*Task requirements*
Sort through the data and copy the lines holding the word "Lubuskiej".

*Data excerpts*
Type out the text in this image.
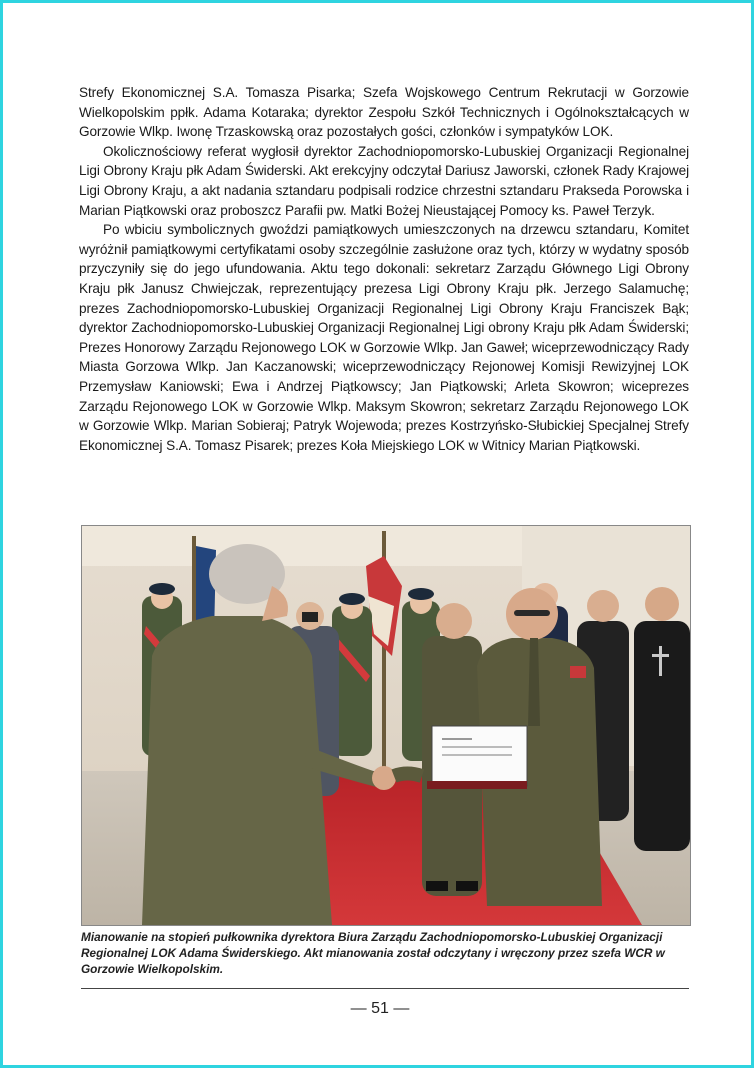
Strefy Ekonomicznej S.A. Tomasza Pisarka; Szefa Wojskowego Centrum Rekrutacji w Gorzowie Wielkopolskim ppłk. Adama Kotaraka; dyrektor Zespołu Szkół Technicznych i Ogólnokształcących w Gorzowie Wlkp. Iwonę Trzaskowską oraz pozostałych gości, członków i sympatyków LOK.

Okolicznościowy referat wygłosił dyrektor Zachodniopomorsko-Lubuskiej Organizacji Regionalnej Ligi Obrony Kraju płk Adam Świderski. Akt erekcyjny odczytał Dariusz Jaworski, członek Rady Krajowej Ligi Obrony Kraju, a akt nadania sztandaru podpisali rodzice chrzestni sztandaru Prakseda Porowska i Marian Piątkowski oraz proboszcz Parafii pw. Matki Bożej Nieustającej Pomocy ks. Paweł Terzyk.

Po wbiciu symbolicznych gwoździ pamiątkowych umieszczonych na drzewcu sztandaru, Komitet wyróżnił pamiątkowymi certyfikatami osoby szczególnie zasłużone oraz tych, którzy w wydatny sposób przyczyniły się do jego ufundowania. Aktu tego dokonali: sekretarz Zarządu Głównego Ligi Obrony Kraju płk Janusz Chwiejczak, reprezentujący prezesa Ligi Obrony Kraju płk. Jerzego Salamuchę; prezes Zachodniopomorsko-Lubuskiej Organizacji Regionalnej Ligi Obrony Kraju Franciszek Bąk; dyrektor Zachodniopomorsko-Lubuskiej Organizacji Regionalnej Ligi obrony Kraju płk Adam Świderski; Prezes Honorowy Zarządu Rejonowego LOK w Gorzowie Wlkp. Jan Gaweł; wiceprzewodniczący Rady Miasta Gorzowa Wlkp. Jan Kaczanowski; wiceprzewodniczący Rejonowej Komisji Rewizyjnej LOK Przemysław Kaniowski; Ewa i Andrzej Piątkowscy; Jan Piątkowski; Arleta Skowron; wiceprezes Zarządu Rejonowego LOK w Gorzowie Wlkp. Maksym Skowron; sekretarz Zarządu Rejonowego LOK w Gorzowie Wlkp. Marian Sobieraj; Patryk Wojewoda; prezes Kostrzyńsko-Słubickiej Specjalnej Strefy Ekonomicznej S.A. Tomasz Pisarek; prezes Koła Miejskiego LOK w Witnicy Marian Piątkowski.

Mianowanie na stopień pułkownika dyrektora Biura Zarządu Zachodniopomorsko-Lubuskiej Organizacji Regionalnej LOK Adama Świderskiego. Akt mianowania został odczytany i wręczony przez szefa WCR w Gorzowie Wielkopolskim.
— 51 —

*Solution to the problem*
Okolicznościowy referat wygłosił dyrektor Zachodniopomorsko-Lubuskiej Organizacji Regionalnej Ligi Obrony Kraju płk Adam Świderski. Akt erekcyjny odczytał Dariusz Jaworski, członek Rady Krajowej Ligi Obrony Kraju, a akt nadania sztandaru podpisali rodzice chrzestni sztandaru Prakseda Porowska i Marian Piątkowski oraz proboszcz Parafii pw. Matki Bożej Nieustającej Pomocy ks. Paweł Terzyk.
Po wbiciu symbolicznych gwoździ pamiątkowych umieszczonych na drzewcu sztandaru, Komitet wyróżnił pamiątkowymi certyfikatami osoby szczególnie zasłużone oraz tych, którzy w wydatny sposób przyczyniły się do jego ufundowania. Aktu tego dokonali: sekretarz Zarządu Głównego Ligi Obrony Kraju płk Janusz Chwiejczak, reprezentujący prezesa Ligi Obrony Kraju płk. Jerzego Salamuchę; prezes Zachodniopomorsko-Lubuskiej Organizacji Regionalnej Ligi Obrony Kraju Franciszek Bąk; dyrektor Zachodniopomorsko-Lubuskiej Organizacji Regionalnej Ligi obrony Kraju płk Adam Świderski; Prezes Honorowy Zarządu Rejonowego LOK w Gorzowie Wlkp. Jan Gaweł; wiceprzewodniczący Rady Miasta Gorzowa Wlkp. Jan Kaczanowski; wiceprzewodniczący Rejonowej Komisji Rewizyjnej LOK Przemysław Kaniowski; Ewa i Andrzej Piątkowscy; Jan Piątkowski; Arleta Skowron; wiceprezes Zarządu Rejonowego LOK w Gorzowie Wlkp. Maksym Skowron; sekretarz Zarządu Rejonowego LOK w Gorzowie Wlkp. Marian Sobieraj; Patryk Wojewoda; prezes Kostrzyńsko-Słubickiej Specjalnej Strefy Ekonomicznej S.A. Tomasz Pisarek; prezes Koła Miejskiego LOK w Witnicy Marian Piątkowski.
Mianowanie na stopień pułkownika dyrektora Biura Zarządu Zachodniopomorsko-Lubuskiej Organizacji Regionalnej LOK Adama Świderskiego. Akt mianowania został odczytany i wręczony przez szefa WCR w Gorzowie Wielkopolskim.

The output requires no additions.